▶ [Your goal]:
Your task is to repeat the lines below exactly, excluding any pictures they contain.

[Dataset items]

########

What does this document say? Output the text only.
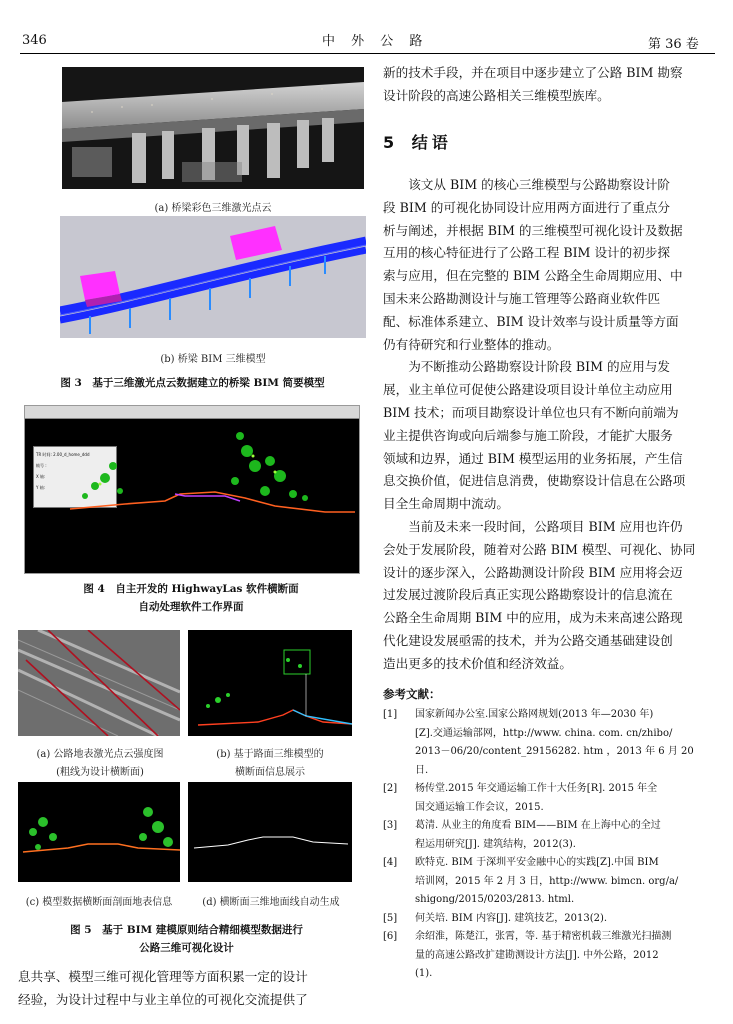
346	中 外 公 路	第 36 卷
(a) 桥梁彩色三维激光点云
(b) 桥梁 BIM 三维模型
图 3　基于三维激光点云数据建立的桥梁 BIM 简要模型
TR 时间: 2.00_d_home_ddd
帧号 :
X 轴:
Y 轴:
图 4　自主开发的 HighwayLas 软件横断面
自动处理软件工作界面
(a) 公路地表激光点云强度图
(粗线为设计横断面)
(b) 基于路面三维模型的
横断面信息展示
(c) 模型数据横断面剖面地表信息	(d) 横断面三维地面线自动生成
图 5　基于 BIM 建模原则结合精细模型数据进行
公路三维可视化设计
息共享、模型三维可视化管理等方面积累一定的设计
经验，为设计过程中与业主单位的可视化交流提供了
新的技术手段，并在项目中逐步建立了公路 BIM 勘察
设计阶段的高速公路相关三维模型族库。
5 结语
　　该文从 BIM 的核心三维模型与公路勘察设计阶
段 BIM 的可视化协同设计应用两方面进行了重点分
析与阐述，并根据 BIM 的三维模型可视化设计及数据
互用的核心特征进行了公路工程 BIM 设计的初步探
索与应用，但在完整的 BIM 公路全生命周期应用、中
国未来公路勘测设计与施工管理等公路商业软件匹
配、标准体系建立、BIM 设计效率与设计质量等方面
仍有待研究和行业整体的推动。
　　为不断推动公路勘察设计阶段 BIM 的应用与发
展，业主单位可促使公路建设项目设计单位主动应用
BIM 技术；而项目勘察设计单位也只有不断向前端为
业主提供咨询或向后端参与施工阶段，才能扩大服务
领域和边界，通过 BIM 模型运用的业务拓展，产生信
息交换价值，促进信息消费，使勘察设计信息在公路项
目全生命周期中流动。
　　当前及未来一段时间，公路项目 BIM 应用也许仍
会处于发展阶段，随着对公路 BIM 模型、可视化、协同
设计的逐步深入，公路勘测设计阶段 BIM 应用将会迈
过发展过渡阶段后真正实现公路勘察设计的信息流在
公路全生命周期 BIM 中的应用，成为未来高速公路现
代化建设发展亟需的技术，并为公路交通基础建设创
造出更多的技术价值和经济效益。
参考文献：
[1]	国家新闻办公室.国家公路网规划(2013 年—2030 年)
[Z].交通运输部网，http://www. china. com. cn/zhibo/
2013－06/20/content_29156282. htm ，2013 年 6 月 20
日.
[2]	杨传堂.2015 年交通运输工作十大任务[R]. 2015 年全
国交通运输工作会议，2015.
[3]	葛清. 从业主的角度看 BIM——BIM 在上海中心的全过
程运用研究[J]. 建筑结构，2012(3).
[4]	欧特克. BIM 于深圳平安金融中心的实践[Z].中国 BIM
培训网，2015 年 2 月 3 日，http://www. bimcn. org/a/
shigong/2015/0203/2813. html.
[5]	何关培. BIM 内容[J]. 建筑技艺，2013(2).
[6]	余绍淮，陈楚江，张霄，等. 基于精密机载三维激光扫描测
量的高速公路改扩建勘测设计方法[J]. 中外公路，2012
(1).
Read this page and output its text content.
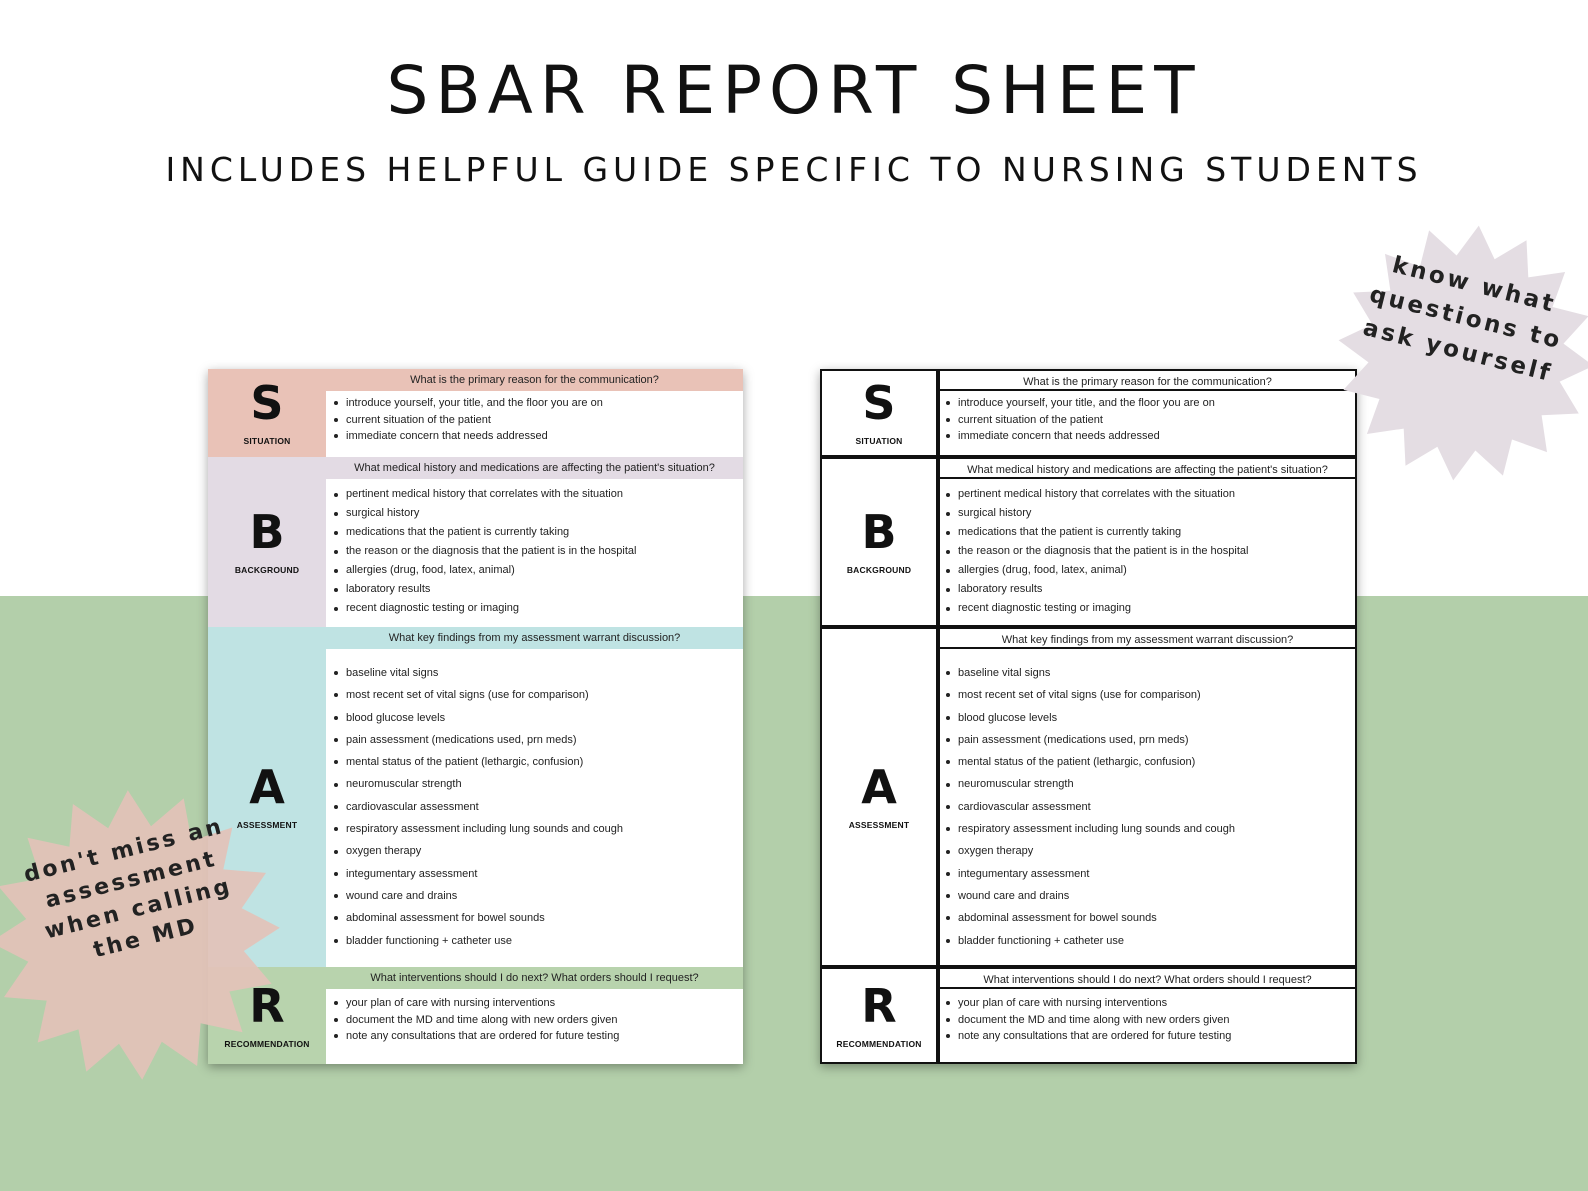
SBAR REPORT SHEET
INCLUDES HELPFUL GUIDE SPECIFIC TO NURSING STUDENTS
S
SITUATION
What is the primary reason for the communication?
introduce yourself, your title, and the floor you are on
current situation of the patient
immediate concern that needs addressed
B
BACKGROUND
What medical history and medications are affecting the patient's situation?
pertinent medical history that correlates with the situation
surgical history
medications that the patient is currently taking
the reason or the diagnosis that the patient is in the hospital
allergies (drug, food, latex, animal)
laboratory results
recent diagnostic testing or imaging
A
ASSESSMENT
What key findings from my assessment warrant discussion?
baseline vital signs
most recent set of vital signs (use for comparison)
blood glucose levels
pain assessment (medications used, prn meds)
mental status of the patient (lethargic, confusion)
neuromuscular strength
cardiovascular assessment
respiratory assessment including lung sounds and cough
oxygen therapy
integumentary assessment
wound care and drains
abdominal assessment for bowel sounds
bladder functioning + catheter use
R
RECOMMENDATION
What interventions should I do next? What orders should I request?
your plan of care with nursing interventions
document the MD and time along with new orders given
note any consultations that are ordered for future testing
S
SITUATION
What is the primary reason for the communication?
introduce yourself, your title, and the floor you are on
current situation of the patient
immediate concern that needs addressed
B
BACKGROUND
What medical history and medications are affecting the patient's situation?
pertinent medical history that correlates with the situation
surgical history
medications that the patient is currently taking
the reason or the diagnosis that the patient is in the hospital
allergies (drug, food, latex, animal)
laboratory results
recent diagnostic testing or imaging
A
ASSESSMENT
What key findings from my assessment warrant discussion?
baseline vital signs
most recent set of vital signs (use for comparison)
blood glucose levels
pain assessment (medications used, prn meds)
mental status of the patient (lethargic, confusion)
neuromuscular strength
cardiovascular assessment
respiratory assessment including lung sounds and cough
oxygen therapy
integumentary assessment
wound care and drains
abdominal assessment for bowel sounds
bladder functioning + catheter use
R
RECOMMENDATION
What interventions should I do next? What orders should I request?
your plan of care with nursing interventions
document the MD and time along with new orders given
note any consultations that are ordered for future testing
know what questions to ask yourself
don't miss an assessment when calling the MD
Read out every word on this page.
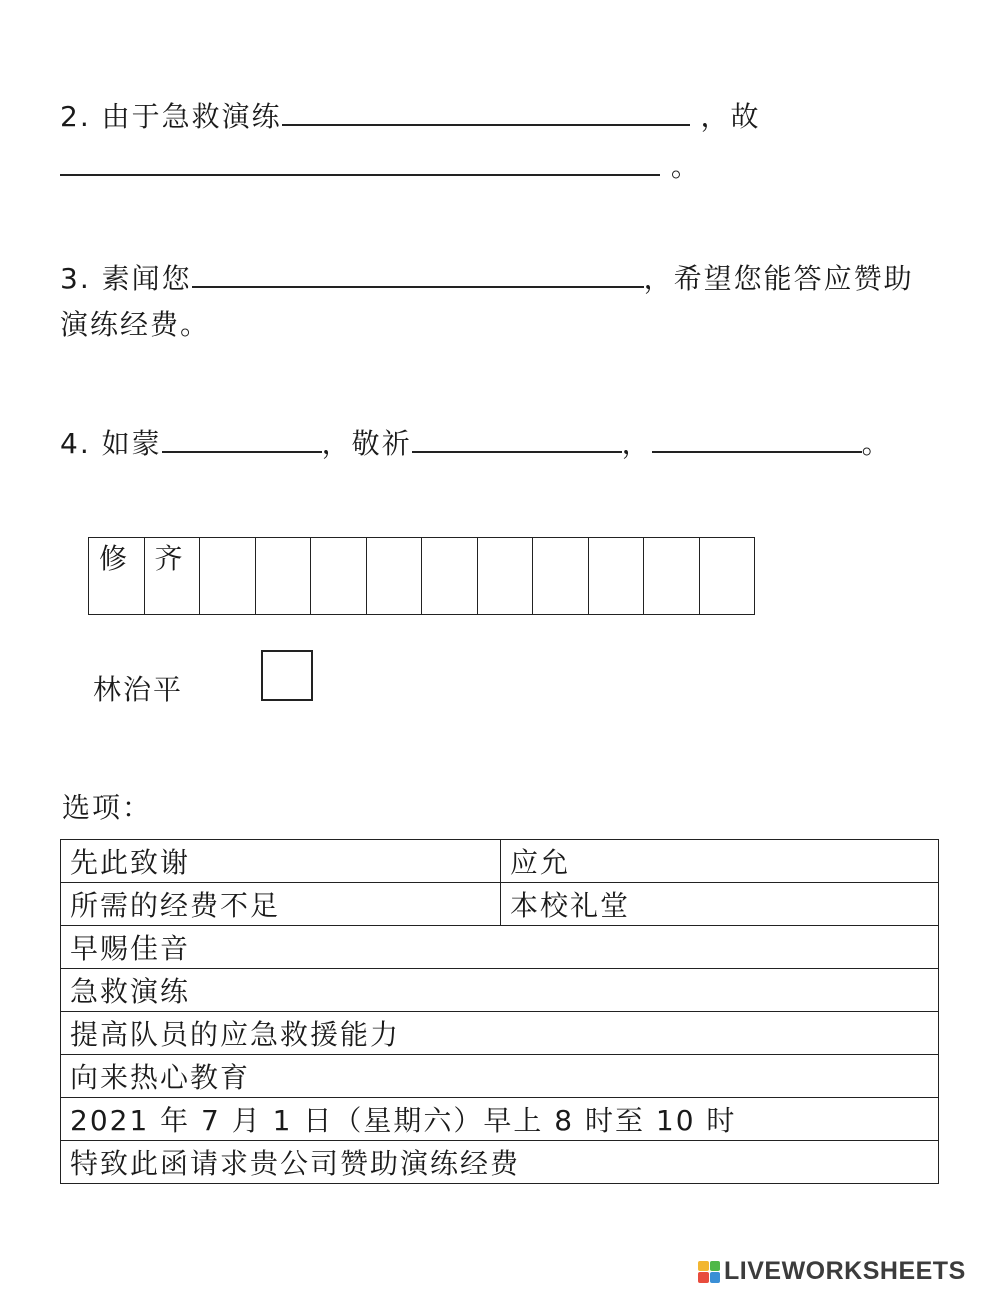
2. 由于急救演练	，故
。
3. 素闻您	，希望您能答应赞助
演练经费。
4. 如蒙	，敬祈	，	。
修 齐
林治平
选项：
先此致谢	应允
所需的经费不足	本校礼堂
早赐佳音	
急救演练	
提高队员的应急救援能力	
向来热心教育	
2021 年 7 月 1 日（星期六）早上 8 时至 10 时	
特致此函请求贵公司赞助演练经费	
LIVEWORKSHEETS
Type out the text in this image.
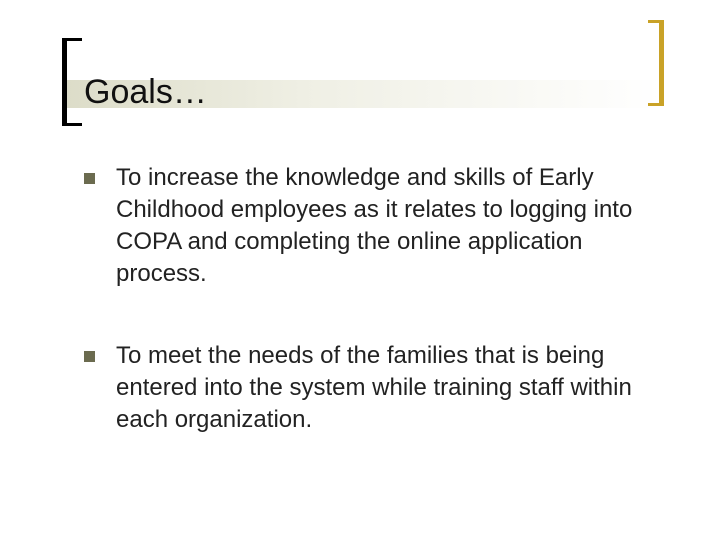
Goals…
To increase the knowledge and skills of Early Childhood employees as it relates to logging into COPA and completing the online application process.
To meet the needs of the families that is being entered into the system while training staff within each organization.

########

▶ [Response to this task]:
What does this document say? Output the text only.
346	中 外 公 路	第 36 卷
(a) 桥梁彩色三维激光点云
(b) 桥梁 BIM 三维模型
图 3　基于三维激光点云数据建立的桥梁 BIM 简要模型
TR 时间: 2.00_d_home_ddd
帧号 :
X 轴:
Y 轴:
图 4　自主开发的 HighwayLas 软件横断面
自动处理软件工作界面
(a) 公路地表激光点云强度图
(粗线为设计横断面)
(b) 基于路面三维模型的
横断面信息展示
(c) 模型数据横断面剖面地表信息	(d) 横断面三维地面线自动生成
图 5　基于 BIM 建模原则结合精细模型数据进行
公路三维可视化设计
息共享、模型三维可视化管理等方面积累一定的设计
经验，为设计过程中与业主单位的可视化交流提供了
新的技术手段，并在项目中逐步建立了公路 BIM 勘察
设计阶段的高速公路相关三维模型族库。
5 结语
　　该文从 BIM 的核心三维模型与公路勘察设计阶
段 BIM 的可视化协同设计应用两方面进行了重点分
析与阐述，并根据 BIM 的三维模型可视化设计及数据
互用的核心特征进行了公路工程 BIM 设计的初步探
索与应用，但在完整的 BIM 公路全生命周期应用、中
国未来公路勘测设计与施工管理等公路商业软件匹
配、标准体系建立、BIM 设计效率与设计质量等方面
仍有待研究和行业整体的推动。
　　为不断推动公路勘察设计阶段 BIM 的应用与发
展，业主单位可促使公路建设项目设计单位主动应用
BIM 技术；而项目勘察设计单位也只有不断向前端为
业主提供咨询或向后端参与施工阶段，才能扩大服务
领域和边界，通过 BIM 模型运用的业务拓展，产生信
息交换价值，促进信息消费，使勘察设计信息在公路项
目全生命周期中流动。
　　当前及未来一段时间，公路项目 BIM 应用也许仍
会处于发展阶段，随着对公路 BIM 模型、可视化、协同
设计的逐步深入，公路勘测设计阶段 BIM 应用将会迈
过发展过渡阶段后真正实现公路勘察设计的信息流在
公路全生命周期 BIM 中的应用，成为未来高速公路现
代化建设发展亟需的技术，并为公路交通基础建设创
造出更多的技术价值和经济效益。
参考文献：
[1]	国家新闻办公室.国家公路网规划(2013 年—2030 年)
[Z].交通运输部网，http://www. china. com. cn/zhibo/
2013－06/20/content_29156282. htm ，2013 年 6 月 20
日.
[2]	杨传堂.2015 年交通运输工作十大任务[R]. 2015 年全
国交通运输工作会议，2015.
[3]	葛清. 从业主的角度看 BIM——BIM 在上海中心的全过
程运用研究[J]. 建筑结构，2012(3).
[4]	欧特克. BIM 于深圳平安金融中心的实践[Z].中国 BIM
培训网，2015 年 2 月 3 日，http://www. bimcn. org/a/
shigong/2015/0203/2813. html.
[5]	何关培. BIM 内容[J]. 建筑技艺，2013(2).
[6]	余绍淮，陈楚江，张霄，等. 基于精密机载三维激光扫描测
量的高速公路改扩建勘测设计方法[J]. 中外公路，2012
(1).
Read this page and output its text content.
SBAR REPORT SHEET
INCLUDES HELPFUL GUIDE SPECIFIC TO NURSING STUDENTS
S
SITUATION
What is the primary reason for the communication?
introduce yourself, your title, and the floor you are on
current situation of the patient
immediate concern that needs addressed
B
BACKGROUND
What medical history and medications are affecting the patient's situation?
pertinent medical history that correlates with the situation
surgical history
medications that the patient is currently taking
the reason or the diagnosis that the patient is in the hospital
allergies (drug, food, latex, animal)
laboratory results
recent diagnostic testing or imaging
A
ASSESSMENT
What key findings from my assessment warrant discussion?
baseline vital signs
most recent set of vital signs (use for comparison)
blood glucose levels
pain assessment (medications used, prn meds)
mental status of the patient (lethargic, confusion)
neuromuscular strength
cardiovascular assessment
respiratory assessment including lung sounds and cough
oxygen therapy
integumentary assessment
wound care and drains
abdominal assessment for bowel sounds
bladder functioning + catheter use
R
RECOMMENDATION
What interventions should I do next? What orders should I request?
your plan of care with nursing interventions
document the MD and time along with new orders given
note any consultations that are ordered for future testing
S
SITUATION
What is the primary reason for the communication?
introduce yourself, your title, and the floor you are on
current situation of the patient
immediate concern that needs addressed
B
BACKGROUND
What medical history and medications are affecting the patient's situation?
pertinent medical history that correlates with the situation
surgical history
medications that the patient is currently taking
the reason or the diagnosis that the patient is in the hospital
allergies (drug, food, latex, animal)
laboratory results
recent diagnostic testing or imaging
A
ASSESSMENT
What key findings from my assessment warrant discussion?
baseline vital signs
most recent set of vital signs (use for comparison)
blood glucose levels
pain assessment (medications used, prn meds)
mental status of the patient (lethargic, confusion)
neuromuscular strength
cardiovascular assessment
respiratory assessment including lung sounds and cough
oxygen therapy
integumentary assessment
wound care and drains
abdominal assessment for bowel sounds
bladder functioning + catheter use
R
RECOMMENDATION
What interventions should I do next? What orders should I request?
your plan of care with nursing interventions
document the MD and time along with new orders given
note any consultations that are ordered for future testing
know what questions to ask yourself
don't miss an assessment when calling the MD
Read out every word on this page.
2. 由于急救演练	，故
。
3. 素闻您	，希望您能答应赞助
演练经费。
4. 如蒙	，敬祈	，	。
修 齐
林治平
选项：
先此致谢	应允
所需的经费不足	本校礼堂
早赐佳音	
急救演练	
提高队员的应急救援能力	
向来热心教育	
2021 年 7 月 1 日（星期六）早上 8 时至 10 时	
特致此函请求贵公司赞助演练经费	
LIVEWORKSHEETS
Type out the text in this image.
Goals…
To increase the knowledge and skills of Early Childhood employees as it relates to logging into COPA and completing the online application process.
To meet the needs of the families that is being entered into the system while training staff within each organization.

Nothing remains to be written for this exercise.